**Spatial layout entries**
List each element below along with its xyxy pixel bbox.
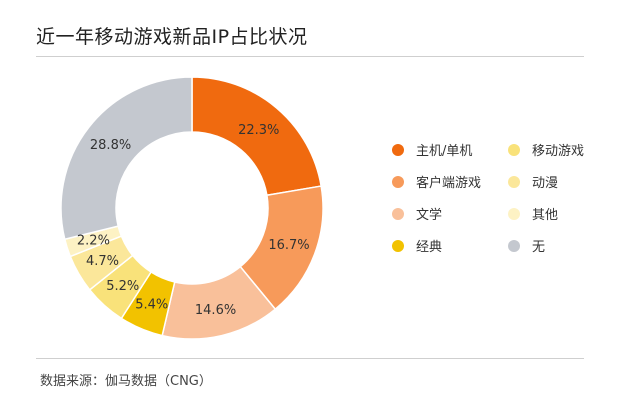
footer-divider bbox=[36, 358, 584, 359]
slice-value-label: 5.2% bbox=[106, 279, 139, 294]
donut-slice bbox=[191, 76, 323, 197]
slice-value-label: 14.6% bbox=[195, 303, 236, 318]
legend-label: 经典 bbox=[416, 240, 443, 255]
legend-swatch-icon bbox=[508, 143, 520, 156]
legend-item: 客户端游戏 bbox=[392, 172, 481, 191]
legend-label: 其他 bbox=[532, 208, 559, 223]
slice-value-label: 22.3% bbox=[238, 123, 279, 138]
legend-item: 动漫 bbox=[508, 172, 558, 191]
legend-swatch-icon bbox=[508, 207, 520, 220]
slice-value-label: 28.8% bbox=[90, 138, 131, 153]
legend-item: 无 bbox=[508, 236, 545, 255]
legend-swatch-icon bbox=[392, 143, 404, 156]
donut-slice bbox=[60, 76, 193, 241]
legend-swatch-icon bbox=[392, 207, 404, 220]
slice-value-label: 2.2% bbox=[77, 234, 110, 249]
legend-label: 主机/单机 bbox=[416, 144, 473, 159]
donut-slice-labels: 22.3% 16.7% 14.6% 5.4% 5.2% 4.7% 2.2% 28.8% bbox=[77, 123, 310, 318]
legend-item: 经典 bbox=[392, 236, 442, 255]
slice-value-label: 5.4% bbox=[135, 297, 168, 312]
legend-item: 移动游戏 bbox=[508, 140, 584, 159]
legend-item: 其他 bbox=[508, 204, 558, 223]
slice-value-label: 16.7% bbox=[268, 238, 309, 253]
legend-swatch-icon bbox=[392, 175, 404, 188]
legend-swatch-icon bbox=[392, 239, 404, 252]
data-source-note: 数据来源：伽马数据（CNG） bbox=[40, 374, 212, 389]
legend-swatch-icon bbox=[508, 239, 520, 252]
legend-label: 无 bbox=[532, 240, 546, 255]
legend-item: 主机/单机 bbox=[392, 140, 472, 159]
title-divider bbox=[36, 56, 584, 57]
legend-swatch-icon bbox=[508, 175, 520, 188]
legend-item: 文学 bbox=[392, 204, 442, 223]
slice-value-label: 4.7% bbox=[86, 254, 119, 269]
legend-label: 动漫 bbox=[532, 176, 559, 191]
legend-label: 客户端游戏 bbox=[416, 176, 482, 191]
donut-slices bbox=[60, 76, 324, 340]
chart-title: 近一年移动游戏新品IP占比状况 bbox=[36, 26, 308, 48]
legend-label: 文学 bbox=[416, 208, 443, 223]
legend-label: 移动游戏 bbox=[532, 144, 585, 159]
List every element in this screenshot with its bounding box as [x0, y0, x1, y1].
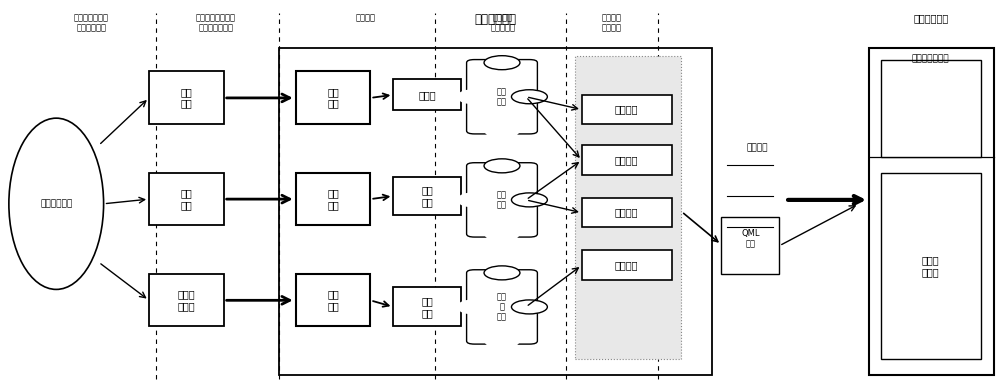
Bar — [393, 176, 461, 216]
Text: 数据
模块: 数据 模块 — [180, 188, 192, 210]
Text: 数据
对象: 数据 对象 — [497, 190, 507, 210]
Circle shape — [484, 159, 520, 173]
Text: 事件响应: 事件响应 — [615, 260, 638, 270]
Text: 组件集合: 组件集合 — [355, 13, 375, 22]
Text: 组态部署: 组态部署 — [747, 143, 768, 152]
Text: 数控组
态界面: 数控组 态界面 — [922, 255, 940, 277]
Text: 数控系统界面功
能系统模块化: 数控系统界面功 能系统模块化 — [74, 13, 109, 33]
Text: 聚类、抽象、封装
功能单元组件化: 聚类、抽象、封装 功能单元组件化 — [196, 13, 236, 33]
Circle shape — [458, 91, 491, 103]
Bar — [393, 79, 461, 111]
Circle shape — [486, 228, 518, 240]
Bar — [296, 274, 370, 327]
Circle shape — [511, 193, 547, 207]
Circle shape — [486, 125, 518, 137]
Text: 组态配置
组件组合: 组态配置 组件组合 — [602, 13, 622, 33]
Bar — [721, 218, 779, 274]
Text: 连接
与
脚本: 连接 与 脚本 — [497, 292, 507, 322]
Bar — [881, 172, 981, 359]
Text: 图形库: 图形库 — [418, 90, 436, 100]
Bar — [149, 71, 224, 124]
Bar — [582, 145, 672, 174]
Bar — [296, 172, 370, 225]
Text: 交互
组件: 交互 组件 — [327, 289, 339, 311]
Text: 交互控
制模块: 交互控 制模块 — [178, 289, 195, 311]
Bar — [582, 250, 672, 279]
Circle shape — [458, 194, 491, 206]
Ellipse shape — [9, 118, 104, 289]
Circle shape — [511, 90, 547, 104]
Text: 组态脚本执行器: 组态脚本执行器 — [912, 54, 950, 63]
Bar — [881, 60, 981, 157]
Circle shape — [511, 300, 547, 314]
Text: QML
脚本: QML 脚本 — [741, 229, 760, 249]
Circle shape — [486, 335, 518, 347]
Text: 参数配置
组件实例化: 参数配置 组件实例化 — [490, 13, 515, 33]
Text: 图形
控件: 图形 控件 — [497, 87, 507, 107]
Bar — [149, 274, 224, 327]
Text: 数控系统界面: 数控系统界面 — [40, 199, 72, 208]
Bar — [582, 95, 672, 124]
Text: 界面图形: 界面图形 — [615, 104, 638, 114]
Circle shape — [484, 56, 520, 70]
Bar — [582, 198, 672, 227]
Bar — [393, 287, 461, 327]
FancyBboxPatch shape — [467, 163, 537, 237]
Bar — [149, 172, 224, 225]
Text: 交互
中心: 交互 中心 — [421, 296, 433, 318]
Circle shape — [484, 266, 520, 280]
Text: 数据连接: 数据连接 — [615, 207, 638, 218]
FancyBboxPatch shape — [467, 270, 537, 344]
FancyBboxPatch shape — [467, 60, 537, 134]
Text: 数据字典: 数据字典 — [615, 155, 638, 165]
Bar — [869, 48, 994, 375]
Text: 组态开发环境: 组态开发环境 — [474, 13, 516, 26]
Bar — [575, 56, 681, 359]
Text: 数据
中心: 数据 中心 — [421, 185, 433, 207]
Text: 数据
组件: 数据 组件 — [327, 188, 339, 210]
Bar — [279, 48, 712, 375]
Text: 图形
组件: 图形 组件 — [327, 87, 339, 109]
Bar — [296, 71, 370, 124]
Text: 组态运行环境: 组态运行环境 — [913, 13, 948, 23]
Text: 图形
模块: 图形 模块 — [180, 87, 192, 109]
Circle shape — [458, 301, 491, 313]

==

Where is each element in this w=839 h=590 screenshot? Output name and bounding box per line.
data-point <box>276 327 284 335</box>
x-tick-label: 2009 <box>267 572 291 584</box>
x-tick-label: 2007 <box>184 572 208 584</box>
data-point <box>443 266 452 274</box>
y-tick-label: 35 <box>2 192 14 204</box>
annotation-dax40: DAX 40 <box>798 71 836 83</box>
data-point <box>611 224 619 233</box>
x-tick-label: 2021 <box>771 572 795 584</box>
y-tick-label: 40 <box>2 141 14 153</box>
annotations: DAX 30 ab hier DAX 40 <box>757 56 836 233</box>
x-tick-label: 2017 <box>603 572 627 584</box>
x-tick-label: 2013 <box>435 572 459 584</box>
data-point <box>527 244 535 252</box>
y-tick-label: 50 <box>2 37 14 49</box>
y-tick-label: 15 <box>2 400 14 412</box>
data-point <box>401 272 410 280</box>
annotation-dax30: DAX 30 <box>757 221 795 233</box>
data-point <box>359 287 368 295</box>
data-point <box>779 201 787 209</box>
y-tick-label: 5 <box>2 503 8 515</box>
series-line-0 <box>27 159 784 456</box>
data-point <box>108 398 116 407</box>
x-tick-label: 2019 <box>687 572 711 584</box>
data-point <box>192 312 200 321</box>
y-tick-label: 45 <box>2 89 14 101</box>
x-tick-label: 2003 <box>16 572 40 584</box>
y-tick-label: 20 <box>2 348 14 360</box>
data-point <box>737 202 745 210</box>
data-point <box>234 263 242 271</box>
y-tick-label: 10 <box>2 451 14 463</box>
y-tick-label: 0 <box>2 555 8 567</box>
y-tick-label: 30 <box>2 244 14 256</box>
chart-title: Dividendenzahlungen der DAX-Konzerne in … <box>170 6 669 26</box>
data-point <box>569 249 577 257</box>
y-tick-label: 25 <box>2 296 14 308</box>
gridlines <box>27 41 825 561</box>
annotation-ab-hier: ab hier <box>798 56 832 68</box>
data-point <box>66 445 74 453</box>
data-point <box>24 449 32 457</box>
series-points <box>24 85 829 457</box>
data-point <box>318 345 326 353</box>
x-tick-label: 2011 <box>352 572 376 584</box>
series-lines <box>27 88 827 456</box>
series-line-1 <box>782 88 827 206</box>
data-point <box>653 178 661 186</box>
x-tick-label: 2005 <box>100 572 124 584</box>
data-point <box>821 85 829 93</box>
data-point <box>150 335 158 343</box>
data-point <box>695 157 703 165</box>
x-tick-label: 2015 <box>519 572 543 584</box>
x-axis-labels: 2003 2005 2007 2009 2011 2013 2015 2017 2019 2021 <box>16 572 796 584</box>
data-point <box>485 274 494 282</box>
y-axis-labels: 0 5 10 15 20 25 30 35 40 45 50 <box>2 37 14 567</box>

**Given exercise**
Copy the records above word for word, from the line with "Where is each" to the line with "data-point <box>234 263 242 271</box>", including both of those lines.

**Final answer**
Where is each element in this w=839 h=590 screenshot? Output name and bounding box per line.
data-point <box>276 327 284 335</box>
x-tick-label: 2009 <box>267 572 291 584</box>
x-tick-label: 2007 <box>184 572 208 584</box>
data-point <box>443 266 452 274</box>
y-tick-label: 35 <box>2 192 14 204</box>
annotation-dax40: DAX 40 <box>798 71 836 83</box>
data-point <box>611 224 619 233</box>
x-tick-label: 2021 <box>771 572 795 584</box>
y-tick-label: 40 <box>2 141 14 153</box>
annotations: DAX 30 ab hier DAX 40 <box>757 56 836 233</box>
x-tick-label: 2017 <box>603 572 627 584</box>
x-tick-label: 2013 <box>435 572 459 584</box>
data-point <box>527 244 535 252</box>
y-tick-label: 50 <box>2 37 14 49</box>
y-tick-label: 15 <box>2 400 14 412</box>
data-point <box>401 272 410 280</box>
annotation-dax30: DAX 30 <box>757 221 795 233</box>
data-point <box>359 287 368 295</box>
data-point <box>779 201 787 209</box>
y-tick-label: 5 <box>2 503 8 515</box>
series-line-0 <box>27 159 784 456</box>
data-point <box>108 398 116 407</box>
x-tick-label: 2019 <box>687 572 711 584</box>
data-point <box>192 312 200 321</box>
y-tick-label: 45 <box>2 89 14 101</box>
x-tick-label: 2003 <box>16 572 40 584</box>
y-tick-label: 20 <box>2 348 14 360</box>
data-point <box>737 202 745 210</box>
data-point <box>234 263 242 271</box>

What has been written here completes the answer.